Set problem >> Below are records to transcribe exactly, without their pictures.

Information shown >>
####

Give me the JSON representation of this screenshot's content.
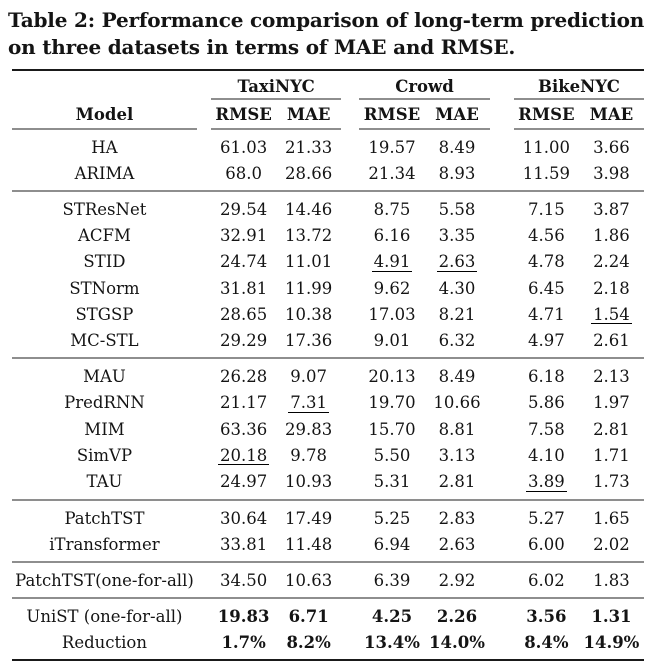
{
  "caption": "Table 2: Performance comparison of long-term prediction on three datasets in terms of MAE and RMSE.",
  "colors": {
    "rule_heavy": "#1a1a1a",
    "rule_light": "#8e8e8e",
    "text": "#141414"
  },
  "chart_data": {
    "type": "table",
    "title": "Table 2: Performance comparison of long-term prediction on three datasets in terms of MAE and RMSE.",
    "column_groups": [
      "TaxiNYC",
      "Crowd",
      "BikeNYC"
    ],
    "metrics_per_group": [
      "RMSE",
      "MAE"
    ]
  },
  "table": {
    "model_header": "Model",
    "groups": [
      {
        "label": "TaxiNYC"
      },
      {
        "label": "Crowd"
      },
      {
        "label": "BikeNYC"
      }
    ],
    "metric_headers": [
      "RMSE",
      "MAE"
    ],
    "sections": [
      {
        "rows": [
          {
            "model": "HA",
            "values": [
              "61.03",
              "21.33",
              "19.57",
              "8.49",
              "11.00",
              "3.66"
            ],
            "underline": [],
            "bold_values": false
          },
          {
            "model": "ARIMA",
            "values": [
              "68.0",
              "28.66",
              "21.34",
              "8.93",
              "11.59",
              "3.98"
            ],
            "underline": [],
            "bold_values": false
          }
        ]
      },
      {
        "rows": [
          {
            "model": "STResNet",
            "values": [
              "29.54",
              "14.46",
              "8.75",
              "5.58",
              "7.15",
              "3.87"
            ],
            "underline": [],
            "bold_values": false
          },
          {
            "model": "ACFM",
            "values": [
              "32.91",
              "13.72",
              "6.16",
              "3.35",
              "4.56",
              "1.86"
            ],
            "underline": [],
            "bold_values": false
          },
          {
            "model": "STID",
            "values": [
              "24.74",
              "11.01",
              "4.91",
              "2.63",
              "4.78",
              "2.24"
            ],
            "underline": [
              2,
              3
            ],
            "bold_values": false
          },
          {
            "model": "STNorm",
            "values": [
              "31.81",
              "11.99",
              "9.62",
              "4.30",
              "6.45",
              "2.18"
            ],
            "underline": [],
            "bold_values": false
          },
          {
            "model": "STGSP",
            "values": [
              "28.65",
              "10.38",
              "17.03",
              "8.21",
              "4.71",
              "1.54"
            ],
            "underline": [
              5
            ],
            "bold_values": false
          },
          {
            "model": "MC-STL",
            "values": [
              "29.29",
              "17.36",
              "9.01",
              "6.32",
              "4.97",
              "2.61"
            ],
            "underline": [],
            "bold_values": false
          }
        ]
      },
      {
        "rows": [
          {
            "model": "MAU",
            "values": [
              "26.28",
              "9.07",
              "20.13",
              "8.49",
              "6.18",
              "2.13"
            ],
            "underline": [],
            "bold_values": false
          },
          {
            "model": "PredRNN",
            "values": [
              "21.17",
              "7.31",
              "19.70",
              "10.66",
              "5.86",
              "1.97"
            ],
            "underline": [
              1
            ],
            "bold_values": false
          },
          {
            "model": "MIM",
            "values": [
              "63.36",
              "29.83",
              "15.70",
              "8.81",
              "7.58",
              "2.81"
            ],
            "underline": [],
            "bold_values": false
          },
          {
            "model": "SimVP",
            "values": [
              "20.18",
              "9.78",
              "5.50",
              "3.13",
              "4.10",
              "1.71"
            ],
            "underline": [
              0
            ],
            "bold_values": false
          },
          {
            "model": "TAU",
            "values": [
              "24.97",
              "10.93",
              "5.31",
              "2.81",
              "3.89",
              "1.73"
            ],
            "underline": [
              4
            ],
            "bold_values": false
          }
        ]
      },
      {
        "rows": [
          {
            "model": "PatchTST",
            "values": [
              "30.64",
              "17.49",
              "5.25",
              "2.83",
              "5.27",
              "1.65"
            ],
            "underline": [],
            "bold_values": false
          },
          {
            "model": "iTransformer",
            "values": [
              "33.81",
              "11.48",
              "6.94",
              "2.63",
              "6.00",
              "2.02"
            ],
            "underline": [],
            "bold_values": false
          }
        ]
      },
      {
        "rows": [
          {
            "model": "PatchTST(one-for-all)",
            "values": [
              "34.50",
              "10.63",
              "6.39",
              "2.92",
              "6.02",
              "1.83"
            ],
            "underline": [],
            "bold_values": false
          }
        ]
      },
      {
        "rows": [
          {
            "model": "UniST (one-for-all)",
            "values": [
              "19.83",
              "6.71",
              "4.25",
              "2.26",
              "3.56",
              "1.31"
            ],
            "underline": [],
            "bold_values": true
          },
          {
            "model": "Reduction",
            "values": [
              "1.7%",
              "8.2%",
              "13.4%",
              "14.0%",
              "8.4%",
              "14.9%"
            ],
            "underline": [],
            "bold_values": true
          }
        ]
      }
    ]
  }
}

####

Task solution >>
Give me the JSON representation of this screenshot's content.
{
  "caption": "Table 2: Performance comparison of long-term prediction on three datasets in terms of MAE and RMSE.",
  "colors": {
    "rule_heavy": "#1a1a1a",
    "rule_light": "#8e8e8e",
    "text": "#141414"
  },
  "chart_data": {
    "type": "table",
    "title": "Table 2: Performance comparison of long-term prediction on three datasets in terms of MAE and RMSE.",
    "column_groups": [
      "TaxiNYC",
      "Crowd",
      "BikeNYC"
    ],
    "metrics_per_group": [
      "RMSE",
      "MAE"
    ]
  },
  "table": {
    "model_header": "Model",
    "groups": [
      {
        "label": "TaxiNYC"
      },
      {
        "label": "Crowd"
      },
      {
        "label": "BikeNYC"
      }
    ],
    "metric_headers": [
      "RMSE",
      "MAE"
    ],
    "sections": [
      {
        "rows": [
          {
            "model": "HA",
            "values": [
              "61.03",
              "21.33",
              "19.57",
              "8.49",
              "11.00",
              "3.66"
            ],
            "underline": [],
            "bold_values": false
          },
          {
            "model": "ARIMA",
            "values": [
              "68.0",
              "28.66",
              "21.34",
              "8.93",
              "11.59",
              "3.98"
            ],
            "underline": [],
            "bold_values": false
          }
        ]
      },
      {
        "rows": [
          {
            "model": "STResNet",
            "values": [
              "29.54",
              "14.46",
              "8.75",
              "5.58",
              "7.15",
              "3.87"
            ],
            "underline": [],
            "bold_values": false
          },
          {
            "model": "ACFM",
            "values": [
              "32.91",
              "13.72",
              "6.16",
              "3.35",
              "4.56",
              "1.86"
            ],
            "underline": [],
            "bold_values": false
          },
          {
            "model": "STID",
            "values": [
              "24.74",
              "11.01",
              "4.91",
              "2.63",
              "4.78",
              "2.24"
            ],
            "underline": [
              2,
              3
            ],
            "bold_values": false
          },
          {
            "model": "STNorm",
            "values": [
              "31.81",
              "11.99",
              "9.62",
              "4.30",
              "6.45",
              "2.18"
            ],
            "underline": [],
            "bold_values": false
          },
          {
            "model": "STGSP",
            "values": [
              "28.65",
              "10.38",
              "17.03",
              "8.21",
              "4.71",
              "1.54"
            ],
            "underline": [
              5
            ],
            "bold_values": false
          },
          {
            "model": "MC-STL",
            "values": [
              "29.29",
              "17.36",
              "9.01",
              "6.32",
              "4.97",
              "2.61"
            ],
            "underline": [],
            "bold_values": false
          }
        ]
      },
      {
        "rows": [
          {
            "model": "MAU",
            "values": [
              "26.28",
              "9.07",
              "20.13",
              "8.49",
              "6.18",
              "2.13"
            ],
            "underline": [],
            "bold_values": false
          },
          {
            "model": "PredRNN",
            "values": [
              "21.17",
              "7.31",
              "19.70",
              "10.66",
              "5.86",
              "1.97"
            ],
            "underline": [
              1
            ],
            "bold_values": false
          },
          {
            "model": "MIM",
            "values": [
              "63.36",
              "29.83",
              "15.70",
              "8.81",
              "7.58",
              "2.81"
            ],
            "underline": [],
            "bold_values": false
          },
          {
            "model": "SimVP",
            "values": [
              "20.18",
              "9.78",
              "5.50",
              "3.13",
              "4.10",
              "1.71"
            ],
            "underline": [
              0
            ],
            "bold_values": false
          },
          {
            "model": "TAU",
            "values": [
              "24.97",
              "10.93",
              "5.31",
              "2.81",
              "3.89",
              "1.73"
            ],
            "underline": [
              4
            ],
            "bold_values": false
          }
        ]
      },
      {
        "rows": [
          {
            "model": "PatchTST",
            "values": [
              "30.64",
              "17.49",
              "5.25",
              "2.83",
              "5.27",
              "1.65"
            ],
            "underline": [],
            "bold_values": false
          },
          {
            "model": "iTransformer",
            "values": [
              "33.81",
              "11.48",
              "6.94",
              "2.63",
              "6.00",
              "2.02"
            ],
            "underline": [],
            "bold_values": false
          }
        ]
      },
      {
        "rows": [
          {
            "model": "PatchTST(one-for-all)",
            "values": [
              "34.50",
              "10.63",
              "6.39",
              "2.92",
              "6.02",
              "1.83"
            ],
            "underline": [],
            "bold_values": false
          }
        ]
      },
      {
        "rows": [
          {
            "model": "UniST (one-for-all)",
            "values": [
              "19.83",
              "6.71",
              "4.25",
              "2.26",
              "3.56",
              "1.31"
            ],
            "underline": [],
            "bold_values": true
          },
          {
            "model": "Reduction",
            "values": [
              "1.7%",
              "8.2%",
              "13.4%",
              "14.0%",
              "8.4%",
              "14.9%"
            ],
            "underline": [],
            "bold_values": true
          }
        ]
      }
    ]
  }
}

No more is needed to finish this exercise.